=== Your objective ===
The listing beneath should be written out in full, exactly as shown.

=== Source data ===
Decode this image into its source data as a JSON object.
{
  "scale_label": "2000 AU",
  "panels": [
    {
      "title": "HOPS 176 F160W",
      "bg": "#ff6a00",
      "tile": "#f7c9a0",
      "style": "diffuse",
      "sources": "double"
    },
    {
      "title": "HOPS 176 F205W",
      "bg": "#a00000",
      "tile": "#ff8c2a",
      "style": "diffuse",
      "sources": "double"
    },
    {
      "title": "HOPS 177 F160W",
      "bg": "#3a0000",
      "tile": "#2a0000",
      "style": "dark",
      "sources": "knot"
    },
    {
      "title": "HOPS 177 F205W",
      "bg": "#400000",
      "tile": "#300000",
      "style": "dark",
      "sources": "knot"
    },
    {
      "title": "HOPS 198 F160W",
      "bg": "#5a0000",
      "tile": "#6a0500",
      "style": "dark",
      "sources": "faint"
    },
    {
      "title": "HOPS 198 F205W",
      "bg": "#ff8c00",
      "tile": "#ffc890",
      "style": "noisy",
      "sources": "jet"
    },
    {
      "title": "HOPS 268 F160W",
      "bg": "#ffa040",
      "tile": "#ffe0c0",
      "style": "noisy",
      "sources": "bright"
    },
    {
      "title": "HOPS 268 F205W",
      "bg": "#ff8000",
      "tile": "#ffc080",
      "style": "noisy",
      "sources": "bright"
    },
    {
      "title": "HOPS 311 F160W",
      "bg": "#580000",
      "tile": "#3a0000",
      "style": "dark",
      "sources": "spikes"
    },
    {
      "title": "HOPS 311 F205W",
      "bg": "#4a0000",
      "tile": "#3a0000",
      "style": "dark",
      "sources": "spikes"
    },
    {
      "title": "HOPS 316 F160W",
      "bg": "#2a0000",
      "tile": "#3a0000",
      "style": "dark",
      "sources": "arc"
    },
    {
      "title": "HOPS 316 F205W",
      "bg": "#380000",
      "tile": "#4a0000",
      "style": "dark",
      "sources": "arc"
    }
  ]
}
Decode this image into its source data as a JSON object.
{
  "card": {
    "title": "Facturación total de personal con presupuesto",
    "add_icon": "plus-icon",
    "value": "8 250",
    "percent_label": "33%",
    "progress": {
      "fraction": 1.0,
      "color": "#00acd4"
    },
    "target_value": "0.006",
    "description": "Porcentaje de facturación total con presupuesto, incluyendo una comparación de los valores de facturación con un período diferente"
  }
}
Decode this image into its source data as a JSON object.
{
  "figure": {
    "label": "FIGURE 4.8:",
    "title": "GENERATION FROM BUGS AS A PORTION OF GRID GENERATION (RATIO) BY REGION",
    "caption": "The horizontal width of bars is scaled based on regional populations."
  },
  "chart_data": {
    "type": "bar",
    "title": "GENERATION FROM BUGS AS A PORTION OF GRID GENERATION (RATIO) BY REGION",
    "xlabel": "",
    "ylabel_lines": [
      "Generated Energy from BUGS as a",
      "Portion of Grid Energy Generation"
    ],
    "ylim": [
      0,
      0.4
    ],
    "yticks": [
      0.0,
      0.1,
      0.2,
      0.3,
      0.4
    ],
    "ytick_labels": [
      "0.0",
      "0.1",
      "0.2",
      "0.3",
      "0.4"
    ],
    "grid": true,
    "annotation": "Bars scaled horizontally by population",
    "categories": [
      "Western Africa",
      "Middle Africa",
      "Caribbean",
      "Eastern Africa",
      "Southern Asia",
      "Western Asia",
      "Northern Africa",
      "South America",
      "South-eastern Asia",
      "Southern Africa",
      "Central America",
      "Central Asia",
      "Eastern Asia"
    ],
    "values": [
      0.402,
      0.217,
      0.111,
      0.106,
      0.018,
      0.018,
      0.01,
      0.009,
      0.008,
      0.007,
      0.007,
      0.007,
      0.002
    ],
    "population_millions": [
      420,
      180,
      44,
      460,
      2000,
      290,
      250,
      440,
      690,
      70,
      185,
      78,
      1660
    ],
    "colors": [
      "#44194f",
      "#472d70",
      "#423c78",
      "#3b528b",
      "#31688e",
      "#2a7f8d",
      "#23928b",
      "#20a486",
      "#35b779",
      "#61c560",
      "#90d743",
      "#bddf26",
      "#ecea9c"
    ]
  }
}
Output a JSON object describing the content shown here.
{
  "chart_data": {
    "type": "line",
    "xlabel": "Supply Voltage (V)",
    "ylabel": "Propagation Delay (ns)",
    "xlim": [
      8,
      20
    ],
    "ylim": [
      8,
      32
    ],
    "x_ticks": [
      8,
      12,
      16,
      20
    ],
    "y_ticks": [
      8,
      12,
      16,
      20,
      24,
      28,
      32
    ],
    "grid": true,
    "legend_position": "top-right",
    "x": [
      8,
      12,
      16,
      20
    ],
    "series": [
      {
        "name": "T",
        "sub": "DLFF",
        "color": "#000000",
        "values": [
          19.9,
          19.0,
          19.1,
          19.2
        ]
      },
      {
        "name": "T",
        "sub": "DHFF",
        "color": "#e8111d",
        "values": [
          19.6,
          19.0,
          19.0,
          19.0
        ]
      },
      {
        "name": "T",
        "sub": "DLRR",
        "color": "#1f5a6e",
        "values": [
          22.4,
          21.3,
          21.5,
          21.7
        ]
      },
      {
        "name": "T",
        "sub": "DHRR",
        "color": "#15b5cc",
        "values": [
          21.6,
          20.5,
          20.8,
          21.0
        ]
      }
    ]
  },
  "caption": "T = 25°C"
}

=== Correct response ===
Decode this image into its source data as a JSON object.
{
  "scale_label": "2000 AU",
  "panels": [
    {
      "title": "HOPS 176 F160W",
      "bg": "#ff6a00",
      "tile": "#f7c9a0",
      "style": "diffuse",
      "sources": "double"
    },
    {
      "title": "HOPS 176 F205W",
      "bg": "#a00000",
      "tile": "#ff8c2a",
      "style": "diffuse",
      "sources": "double"
    },
    {
      "title": "HOPS 177 F160W",
      "bg": "#3a0000",
      "tile": "#2a0000",
      "style": "dark",
      "sources": "knot"
    },
    {
      "title": "HOPS 177 F205W",
      "bg": "#400000",
      "tile": "#300000",
      "style": "dark",
      "sources": "knot"
    },
    {
      "title": "HOPS 198 F160W",
      "bg": "#5a0000",
      "tile": "#6a0500",
      "style": "dark",
      "sources": "faint"
    },
    {
      "title": "HOPS 198 F205W",
      "bg": "#ff8c00",
      "tile": "#ffc890",
      "style": "noisy",
      "sources": "jet"
    },
    {
      "title": "HOPS 268 F160W",
      "bg": "#ffa040",
      "tile": "#ffe0c0",
      "style": "noisy",
      "sources": "bright"
    },
    {
      "title": "HOPS 268 F205W",
      "bg": "#ff8000",
      "tile": "#ffc080",
      "style": "noisy",
      "sources": "bright"
    },
    {
      "title": "HOPS 311 F160W",
      "bg": "#580000",
      "tile": "#3a0000",
      "style": "dark",
      "sources": "spikes"
    },
    {
      "title": "HOPS 311 F205W",
      "bg": "#4a0000",
      "tile": "#3a0000",
      "style": "dark",
      "sources": "spikes"
    },
    {
      "title": "HOPS 316 F160W",
      "bg": "#2a0000",
      "tile": "#3a0000",
      "style": "dark",
      "sources": "arc"
    },
    {
      "title": "HOPS 316 F205W",
      "bg": "#380000",
      "tile": "#4a0000",
      "style": "dark",
      "sources": "arc"
    }
  ]
}
Decode this image into its source data as a JSON object.
{
  "card": {
    "title": "Facturación total de personal con presupuesto",
    "add_icon": "plus-icon",
    "value": "8 250",
    "percent_label": "33%",
    "progress": {
      "fraction": 1.0,
      "color": "#00acd4"
    },
    "target_value": "0.006",
    "description": "Porcentaje de facturación total con presupuesto, incluyendo una comparación de los valores de facturación con un período diferente"
  }
}
Decode this image into its source data as a JSON object.
{
  "figure": {
    "label": "FIGURE 4.8:",
    "title": "GENERATION FROM BUGS AS A PORTION OF GRID GENERATION (RATIO) BY REGION",
    "caption": "The horizontal width of bars is scaled based on regional populations."
  },
  "chart_data": {
    "type": "bar",
    "title": "GENERATION FROM BUGS AS A PORTION OF GRID GENERATION (RATIO) BY REGION",
    "xlabel": "",
    "ylabel_lines": [
      "Generated Energy from BUGS as a",
      "Portion of Grid Energy Generation"
    ],
    "ylim": [
      0,
      0.4
    ],
    "yticks": [
      0.0,
      0.1,
      0.2,
      0.3,
      0.4
    ],
    "ytick_labels": [
      "0.0",
      "0.1",
      "0.2",
      "0.3",
      "0.4"
    ],
    "grid": true,
    "annotation": "Bars scaled horizontally by population",
    "categories": [
      "Western Africa",
      "Middle Africa",
      "Caribbean",
      "Eastern Africa",
      "Southern Asia",
      "Western Asia",
      "Northern Africa",
      "South America",
      "South-eastern Asia",
      "Southern Africa",
      "Central America",
      "Central Asia",
      "Eastern Asia"
    ],
    "values": [
      0.402,
      0.217,
      0.111,
      0.106,
      0.018,
      0.018,
      0.01,
      0.009,
      0.008,
      0.007,
      0.007,
      0.007,
      0.002
    ],
    "population_millions": [
      420,
      180,
      44,
      460,
      2000,
      290,
      250,
      440,
      690,
      70,
      185,
      78,
      1660
    ],
    "colors": [
      "#44194f",
      "#472d70",
      "#423c78",
      "#3b528b",
      "#31688e",
      "#2a7f8d",
      "#23928b",
      "#20a486",
      "#35b779",
      "#61c560",
      "#90d743",
      "#bddf26",
      "#ecea9c"
    ]
  }
}
Output a JSON object describing the content shown here.
{
  "chart_data": {
    "type": "line",
    "xlabel": "Supply Voltage (V)",
    "ylabel": "Propagation Delay (ns)",
    "xlim": [
      8,
      20
    ],
    "ylim": [
      8,
      32
    ],
    "x_ticks": [
      8,
      12,
      16,
      20
    ],
    "y_ticks": [
      8,
      12,
      16,
      20,
      24,
      28,
      32
    ],
    "grid": true,
    "legend_position": "top-right",
    "x": [
      8,
      12,
      16,
      20
    ],
    "series": [
      {
        "name": "T",
        "sub": "DLFF",
        "color": "#000000",
        "values": [
          19.9,
          19.0,
          19.1,
          19.2
        ]
      },
      {
        "name": "T",
        "sub": "DHFF",
        "color": "#e8111d",
        "values": [
          19.6,
          19.0,
          19.0,
          19.0
        ]
      },
      {
        "name": "T",
        "sub": "DLRR",
        "color": "#1f5a6e",
        "values": [
          22.4,
          21.3,
          21.5,
          21.7
        ]
      },
      {
        "name": "T",
        "sub": "DHRR",
        "color": "#15b5cc",
        "values": [
          21.6,
          20.5,
          20.8,
          21.0
        ]
      }
    ]
  },
  "caption": "T = 25°C"
}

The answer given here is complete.